Written instruction ▸
Out of all the lines below, count those with the word "الفنانة". Give the number only.

Extracted records ▸
◆ ◆ ◆

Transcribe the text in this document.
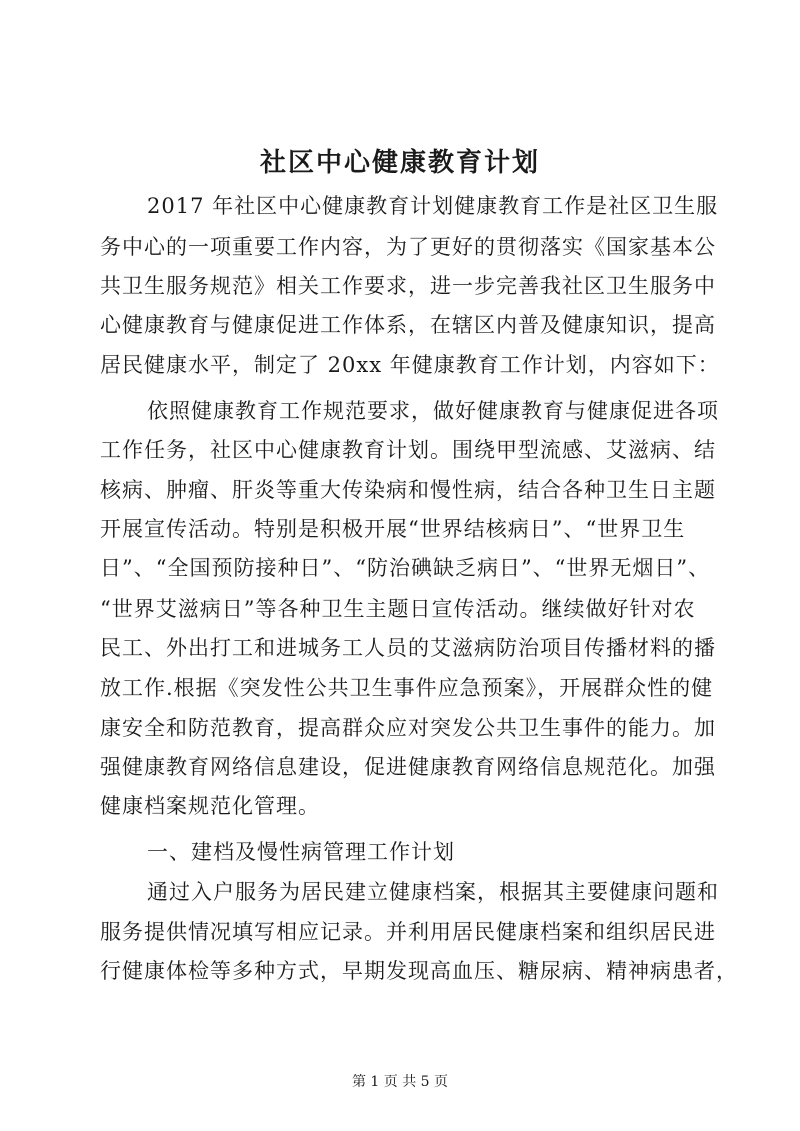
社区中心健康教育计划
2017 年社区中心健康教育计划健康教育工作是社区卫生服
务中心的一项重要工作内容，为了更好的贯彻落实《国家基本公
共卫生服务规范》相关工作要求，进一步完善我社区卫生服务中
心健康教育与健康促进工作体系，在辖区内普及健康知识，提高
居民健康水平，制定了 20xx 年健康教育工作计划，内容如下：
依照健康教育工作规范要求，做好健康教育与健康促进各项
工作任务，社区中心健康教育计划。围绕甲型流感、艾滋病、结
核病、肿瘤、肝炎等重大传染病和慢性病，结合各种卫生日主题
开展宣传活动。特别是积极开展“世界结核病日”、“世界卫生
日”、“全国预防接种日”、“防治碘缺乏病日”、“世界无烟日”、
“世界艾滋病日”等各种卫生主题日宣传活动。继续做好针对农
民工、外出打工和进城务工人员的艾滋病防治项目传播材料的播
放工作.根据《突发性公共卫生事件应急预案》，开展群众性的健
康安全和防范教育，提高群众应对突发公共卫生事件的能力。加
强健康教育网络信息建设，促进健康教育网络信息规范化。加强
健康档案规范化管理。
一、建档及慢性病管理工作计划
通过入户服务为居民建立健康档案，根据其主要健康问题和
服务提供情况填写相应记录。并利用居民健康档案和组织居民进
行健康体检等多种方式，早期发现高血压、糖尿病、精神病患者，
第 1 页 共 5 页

◆ ◆ ◆

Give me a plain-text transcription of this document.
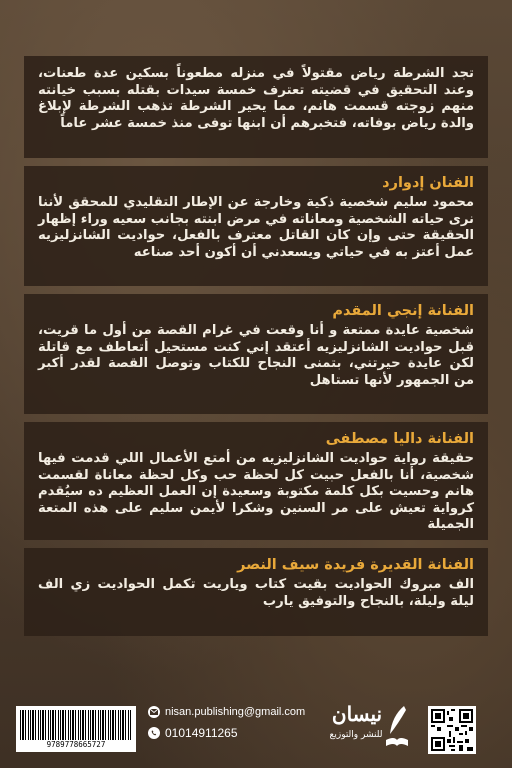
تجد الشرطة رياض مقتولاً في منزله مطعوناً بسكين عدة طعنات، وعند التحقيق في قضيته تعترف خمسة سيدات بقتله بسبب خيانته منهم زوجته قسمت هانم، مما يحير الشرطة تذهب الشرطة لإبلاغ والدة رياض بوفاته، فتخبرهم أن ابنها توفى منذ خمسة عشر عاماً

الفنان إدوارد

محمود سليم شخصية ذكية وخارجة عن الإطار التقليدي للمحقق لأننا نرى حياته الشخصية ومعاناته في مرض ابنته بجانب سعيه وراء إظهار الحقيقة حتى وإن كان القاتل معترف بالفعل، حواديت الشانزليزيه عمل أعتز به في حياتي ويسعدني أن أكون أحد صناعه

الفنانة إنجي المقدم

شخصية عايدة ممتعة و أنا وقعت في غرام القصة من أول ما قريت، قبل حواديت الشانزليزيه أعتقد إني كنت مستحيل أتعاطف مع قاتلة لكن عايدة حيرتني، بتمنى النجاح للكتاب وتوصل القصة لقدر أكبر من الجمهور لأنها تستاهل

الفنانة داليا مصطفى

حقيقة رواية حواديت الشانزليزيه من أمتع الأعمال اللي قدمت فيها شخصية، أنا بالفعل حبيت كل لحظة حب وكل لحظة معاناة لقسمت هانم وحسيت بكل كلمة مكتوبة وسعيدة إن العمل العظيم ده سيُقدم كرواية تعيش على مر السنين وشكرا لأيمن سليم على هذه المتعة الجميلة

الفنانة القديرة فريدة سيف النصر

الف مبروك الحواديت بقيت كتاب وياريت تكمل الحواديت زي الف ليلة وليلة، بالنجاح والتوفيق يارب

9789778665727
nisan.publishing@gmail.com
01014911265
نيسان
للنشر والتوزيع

◆ ◆ ◆

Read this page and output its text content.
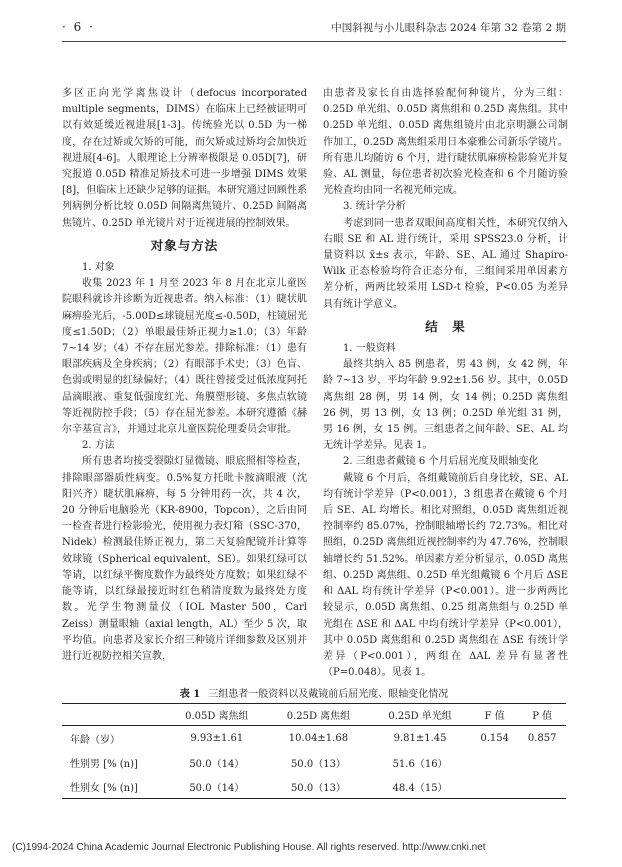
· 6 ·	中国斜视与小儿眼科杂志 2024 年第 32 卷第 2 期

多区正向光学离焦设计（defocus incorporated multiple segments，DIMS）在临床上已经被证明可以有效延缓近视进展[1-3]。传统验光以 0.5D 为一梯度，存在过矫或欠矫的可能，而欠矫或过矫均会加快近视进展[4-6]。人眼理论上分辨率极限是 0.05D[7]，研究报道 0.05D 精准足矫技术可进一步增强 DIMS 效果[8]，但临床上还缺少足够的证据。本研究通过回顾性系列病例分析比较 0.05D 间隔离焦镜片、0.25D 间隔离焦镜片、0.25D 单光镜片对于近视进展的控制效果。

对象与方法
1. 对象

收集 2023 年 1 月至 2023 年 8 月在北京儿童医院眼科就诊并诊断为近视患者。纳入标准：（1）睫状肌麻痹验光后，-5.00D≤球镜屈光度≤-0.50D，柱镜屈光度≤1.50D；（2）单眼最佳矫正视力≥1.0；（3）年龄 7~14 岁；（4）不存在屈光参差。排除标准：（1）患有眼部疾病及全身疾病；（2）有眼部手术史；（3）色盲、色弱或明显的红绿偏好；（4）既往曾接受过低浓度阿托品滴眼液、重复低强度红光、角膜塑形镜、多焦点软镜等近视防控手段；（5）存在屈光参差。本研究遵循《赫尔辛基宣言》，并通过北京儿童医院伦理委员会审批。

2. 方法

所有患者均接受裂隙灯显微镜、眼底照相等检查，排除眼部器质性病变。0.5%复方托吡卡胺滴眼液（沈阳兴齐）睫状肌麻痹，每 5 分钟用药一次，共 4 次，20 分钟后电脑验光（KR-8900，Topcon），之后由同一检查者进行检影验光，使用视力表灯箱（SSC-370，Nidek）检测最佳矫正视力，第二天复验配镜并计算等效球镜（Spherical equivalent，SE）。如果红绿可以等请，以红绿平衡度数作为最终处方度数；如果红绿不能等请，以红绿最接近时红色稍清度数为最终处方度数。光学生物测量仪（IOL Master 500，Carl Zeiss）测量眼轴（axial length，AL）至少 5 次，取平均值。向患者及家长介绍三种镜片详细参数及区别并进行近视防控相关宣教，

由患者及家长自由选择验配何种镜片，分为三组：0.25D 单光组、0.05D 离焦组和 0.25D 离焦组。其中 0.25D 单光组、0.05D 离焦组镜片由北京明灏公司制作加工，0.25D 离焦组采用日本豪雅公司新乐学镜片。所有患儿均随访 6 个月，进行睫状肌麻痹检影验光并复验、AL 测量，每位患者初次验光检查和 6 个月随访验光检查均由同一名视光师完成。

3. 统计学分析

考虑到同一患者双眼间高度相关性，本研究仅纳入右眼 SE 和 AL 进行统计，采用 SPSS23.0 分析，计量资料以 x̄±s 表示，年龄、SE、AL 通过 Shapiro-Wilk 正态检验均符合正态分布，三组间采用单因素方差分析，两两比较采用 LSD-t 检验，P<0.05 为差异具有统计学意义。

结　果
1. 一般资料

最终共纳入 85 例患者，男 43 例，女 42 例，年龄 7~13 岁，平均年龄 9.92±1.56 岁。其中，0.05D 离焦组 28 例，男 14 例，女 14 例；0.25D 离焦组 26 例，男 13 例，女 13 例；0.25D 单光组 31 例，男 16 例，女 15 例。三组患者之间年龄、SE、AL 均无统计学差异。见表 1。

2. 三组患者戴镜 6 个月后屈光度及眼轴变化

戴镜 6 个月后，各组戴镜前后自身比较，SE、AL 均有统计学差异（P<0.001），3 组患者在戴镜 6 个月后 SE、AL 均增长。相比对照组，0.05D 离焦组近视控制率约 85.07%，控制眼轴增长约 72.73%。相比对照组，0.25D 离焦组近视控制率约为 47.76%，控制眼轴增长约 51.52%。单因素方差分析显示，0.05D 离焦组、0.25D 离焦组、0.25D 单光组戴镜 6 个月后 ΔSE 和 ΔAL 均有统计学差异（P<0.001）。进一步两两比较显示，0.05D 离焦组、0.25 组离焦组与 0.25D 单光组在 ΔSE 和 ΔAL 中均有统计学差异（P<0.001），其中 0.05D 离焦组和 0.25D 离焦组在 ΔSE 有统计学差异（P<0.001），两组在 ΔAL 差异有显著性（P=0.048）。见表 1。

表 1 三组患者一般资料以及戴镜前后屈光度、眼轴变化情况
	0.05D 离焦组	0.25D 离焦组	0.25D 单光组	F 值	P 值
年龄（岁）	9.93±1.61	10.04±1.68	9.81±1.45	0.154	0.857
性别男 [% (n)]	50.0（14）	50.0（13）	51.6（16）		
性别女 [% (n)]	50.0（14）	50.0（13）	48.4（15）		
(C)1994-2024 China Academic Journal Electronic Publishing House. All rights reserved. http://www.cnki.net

◆ ◆ ◆

Solution ▸
3